Stored items from a collection:
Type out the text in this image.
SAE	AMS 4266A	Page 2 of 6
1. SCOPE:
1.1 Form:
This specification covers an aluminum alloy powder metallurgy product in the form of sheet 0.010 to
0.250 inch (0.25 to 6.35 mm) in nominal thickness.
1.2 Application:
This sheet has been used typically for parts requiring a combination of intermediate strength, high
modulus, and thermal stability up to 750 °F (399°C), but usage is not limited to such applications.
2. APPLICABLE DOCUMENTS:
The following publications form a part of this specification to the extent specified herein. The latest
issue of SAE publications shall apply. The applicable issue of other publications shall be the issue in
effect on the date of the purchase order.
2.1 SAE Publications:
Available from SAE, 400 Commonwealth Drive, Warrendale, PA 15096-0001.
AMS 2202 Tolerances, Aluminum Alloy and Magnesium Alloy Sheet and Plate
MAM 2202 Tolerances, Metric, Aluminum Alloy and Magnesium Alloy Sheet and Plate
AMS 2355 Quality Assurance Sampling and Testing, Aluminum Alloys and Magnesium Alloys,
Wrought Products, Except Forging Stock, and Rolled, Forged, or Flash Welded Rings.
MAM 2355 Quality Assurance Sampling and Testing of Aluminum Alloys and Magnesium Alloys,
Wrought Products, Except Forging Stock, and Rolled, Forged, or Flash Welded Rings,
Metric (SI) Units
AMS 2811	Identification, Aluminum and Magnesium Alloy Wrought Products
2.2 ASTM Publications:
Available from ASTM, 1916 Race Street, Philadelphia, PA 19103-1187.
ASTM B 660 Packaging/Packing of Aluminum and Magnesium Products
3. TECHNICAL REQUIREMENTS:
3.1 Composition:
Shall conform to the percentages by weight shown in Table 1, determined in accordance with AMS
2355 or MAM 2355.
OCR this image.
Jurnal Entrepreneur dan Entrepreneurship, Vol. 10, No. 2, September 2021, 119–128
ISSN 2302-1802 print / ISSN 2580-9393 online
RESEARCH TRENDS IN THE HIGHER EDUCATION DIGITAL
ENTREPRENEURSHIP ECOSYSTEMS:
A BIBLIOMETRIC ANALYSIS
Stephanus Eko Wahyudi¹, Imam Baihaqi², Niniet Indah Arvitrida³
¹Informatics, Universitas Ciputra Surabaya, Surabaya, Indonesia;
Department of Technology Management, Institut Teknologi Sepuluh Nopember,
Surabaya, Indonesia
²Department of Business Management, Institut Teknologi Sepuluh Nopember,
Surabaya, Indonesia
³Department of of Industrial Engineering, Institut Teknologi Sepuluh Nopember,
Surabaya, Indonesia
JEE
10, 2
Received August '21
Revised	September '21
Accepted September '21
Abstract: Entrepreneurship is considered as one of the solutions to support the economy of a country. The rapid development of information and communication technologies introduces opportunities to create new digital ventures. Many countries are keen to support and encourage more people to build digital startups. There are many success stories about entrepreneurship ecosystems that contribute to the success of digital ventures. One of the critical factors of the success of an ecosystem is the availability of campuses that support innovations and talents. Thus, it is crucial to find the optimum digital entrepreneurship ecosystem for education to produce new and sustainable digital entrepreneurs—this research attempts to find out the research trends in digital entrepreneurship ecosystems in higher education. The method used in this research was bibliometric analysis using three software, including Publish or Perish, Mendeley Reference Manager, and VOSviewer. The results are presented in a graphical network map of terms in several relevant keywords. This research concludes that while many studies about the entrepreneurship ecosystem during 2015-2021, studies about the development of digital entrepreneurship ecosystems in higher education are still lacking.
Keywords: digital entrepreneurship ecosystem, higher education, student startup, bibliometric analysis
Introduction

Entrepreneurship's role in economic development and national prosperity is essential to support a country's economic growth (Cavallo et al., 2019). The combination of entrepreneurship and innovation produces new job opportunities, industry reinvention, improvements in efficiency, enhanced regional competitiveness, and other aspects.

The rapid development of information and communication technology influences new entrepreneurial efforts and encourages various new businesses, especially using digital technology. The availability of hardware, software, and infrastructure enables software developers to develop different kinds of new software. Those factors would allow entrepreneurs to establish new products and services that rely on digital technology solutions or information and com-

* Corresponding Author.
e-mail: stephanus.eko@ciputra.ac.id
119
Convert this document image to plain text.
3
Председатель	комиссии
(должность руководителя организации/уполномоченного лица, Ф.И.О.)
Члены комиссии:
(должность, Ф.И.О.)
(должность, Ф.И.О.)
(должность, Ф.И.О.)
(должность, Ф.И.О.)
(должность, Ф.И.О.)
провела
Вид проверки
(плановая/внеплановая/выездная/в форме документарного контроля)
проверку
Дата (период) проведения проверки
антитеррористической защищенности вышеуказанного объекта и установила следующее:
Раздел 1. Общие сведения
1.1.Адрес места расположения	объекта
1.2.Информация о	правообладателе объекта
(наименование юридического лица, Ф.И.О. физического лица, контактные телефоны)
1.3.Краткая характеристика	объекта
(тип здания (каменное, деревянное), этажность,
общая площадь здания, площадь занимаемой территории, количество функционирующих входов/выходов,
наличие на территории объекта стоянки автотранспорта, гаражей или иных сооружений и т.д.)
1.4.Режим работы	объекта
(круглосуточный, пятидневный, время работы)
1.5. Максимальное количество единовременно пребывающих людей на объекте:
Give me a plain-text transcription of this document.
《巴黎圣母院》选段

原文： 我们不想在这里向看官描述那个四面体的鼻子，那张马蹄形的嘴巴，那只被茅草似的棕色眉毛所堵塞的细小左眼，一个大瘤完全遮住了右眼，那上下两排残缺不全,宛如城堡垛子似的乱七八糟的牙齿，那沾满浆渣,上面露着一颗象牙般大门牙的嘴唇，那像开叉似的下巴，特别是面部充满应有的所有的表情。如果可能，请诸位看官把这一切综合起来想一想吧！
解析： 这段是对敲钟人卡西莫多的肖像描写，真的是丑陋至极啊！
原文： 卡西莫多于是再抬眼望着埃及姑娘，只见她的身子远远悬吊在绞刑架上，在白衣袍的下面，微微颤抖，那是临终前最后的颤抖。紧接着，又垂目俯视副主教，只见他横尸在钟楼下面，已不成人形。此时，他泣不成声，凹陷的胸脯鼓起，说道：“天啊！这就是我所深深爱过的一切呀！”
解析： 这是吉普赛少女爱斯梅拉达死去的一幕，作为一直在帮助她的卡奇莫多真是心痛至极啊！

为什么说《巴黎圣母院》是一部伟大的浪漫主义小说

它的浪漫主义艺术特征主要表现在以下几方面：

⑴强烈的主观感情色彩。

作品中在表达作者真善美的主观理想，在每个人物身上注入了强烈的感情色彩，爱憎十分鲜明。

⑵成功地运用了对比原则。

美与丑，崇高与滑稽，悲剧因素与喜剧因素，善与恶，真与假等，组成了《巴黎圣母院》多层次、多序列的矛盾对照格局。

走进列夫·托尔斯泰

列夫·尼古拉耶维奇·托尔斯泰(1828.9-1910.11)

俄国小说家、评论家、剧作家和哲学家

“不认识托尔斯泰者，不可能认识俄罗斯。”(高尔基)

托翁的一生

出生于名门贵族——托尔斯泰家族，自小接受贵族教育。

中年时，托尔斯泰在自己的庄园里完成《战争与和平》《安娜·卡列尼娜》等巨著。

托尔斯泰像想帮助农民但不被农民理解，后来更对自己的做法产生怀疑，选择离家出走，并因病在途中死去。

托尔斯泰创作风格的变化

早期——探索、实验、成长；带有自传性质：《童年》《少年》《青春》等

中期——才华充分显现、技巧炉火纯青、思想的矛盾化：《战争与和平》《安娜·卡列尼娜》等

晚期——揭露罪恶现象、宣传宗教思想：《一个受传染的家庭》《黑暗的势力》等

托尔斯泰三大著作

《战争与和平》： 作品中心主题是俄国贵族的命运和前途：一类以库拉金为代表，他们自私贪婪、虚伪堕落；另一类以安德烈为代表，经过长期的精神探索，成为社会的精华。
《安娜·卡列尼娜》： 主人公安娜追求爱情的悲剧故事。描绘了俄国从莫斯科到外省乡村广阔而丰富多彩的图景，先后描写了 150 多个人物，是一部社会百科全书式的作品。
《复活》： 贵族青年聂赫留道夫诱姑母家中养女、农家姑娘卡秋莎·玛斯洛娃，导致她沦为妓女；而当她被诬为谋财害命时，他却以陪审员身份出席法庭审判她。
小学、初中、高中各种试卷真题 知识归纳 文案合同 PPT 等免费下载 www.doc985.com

◆ What is required:
Identify how many lines in the entries above include the string "комиссии", then state that number alone.

◆ Answer to this problem:
2